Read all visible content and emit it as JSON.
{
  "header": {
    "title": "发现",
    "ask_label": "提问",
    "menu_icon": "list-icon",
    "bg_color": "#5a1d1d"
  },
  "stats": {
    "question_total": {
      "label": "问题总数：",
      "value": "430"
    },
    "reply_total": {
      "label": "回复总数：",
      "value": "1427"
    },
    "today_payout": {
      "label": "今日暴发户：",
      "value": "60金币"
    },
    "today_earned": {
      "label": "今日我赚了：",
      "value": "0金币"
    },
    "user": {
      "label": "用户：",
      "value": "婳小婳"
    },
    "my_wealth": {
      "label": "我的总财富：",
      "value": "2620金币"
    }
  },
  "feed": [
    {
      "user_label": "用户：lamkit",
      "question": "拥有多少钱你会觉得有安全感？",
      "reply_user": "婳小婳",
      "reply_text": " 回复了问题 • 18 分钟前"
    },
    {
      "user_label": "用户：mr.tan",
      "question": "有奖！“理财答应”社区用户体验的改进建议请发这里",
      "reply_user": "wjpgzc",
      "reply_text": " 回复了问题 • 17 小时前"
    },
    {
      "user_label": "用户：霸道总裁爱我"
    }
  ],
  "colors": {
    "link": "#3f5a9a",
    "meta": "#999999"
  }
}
...
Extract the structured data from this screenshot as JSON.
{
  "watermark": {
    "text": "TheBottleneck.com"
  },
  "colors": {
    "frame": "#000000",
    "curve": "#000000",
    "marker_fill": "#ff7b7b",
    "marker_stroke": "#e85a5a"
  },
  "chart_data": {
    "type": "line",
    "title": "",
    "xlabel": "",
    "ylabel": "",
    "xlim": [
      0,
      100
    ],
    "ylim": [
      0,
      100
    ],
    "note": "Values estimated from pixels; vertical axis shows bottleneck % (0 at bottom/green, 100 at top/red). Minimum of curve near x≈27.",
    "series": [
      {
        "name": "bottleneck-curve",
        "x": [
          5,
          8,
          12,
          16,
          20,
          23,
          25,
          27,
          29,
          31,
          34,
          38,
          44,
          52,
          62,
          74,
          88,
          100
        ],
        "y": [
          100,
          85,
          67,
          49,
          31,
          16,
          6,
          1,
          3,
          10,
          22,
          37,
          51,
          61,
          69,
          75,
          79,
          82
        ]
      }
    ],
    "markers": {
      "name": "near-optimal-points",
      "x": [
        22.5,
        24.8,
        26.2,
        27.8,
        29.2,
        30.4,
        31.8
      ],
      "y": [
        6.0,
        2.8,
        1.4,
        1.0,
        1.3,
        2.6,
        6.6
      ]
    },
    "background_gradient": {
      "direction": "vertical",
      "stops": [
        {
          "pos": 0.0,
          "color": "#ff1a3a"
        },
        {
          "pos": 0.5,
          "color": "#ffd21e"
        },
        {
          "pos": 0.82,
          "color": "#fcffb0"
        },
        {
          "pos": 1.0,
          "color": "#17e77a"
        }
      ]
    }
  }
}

--- Brief ---
Copy down every line of the entries containing the word "JSON".

--- The completed task ---
Read all visible content and emit it as JSON.
Extract the structured data from this screenshot as JSON.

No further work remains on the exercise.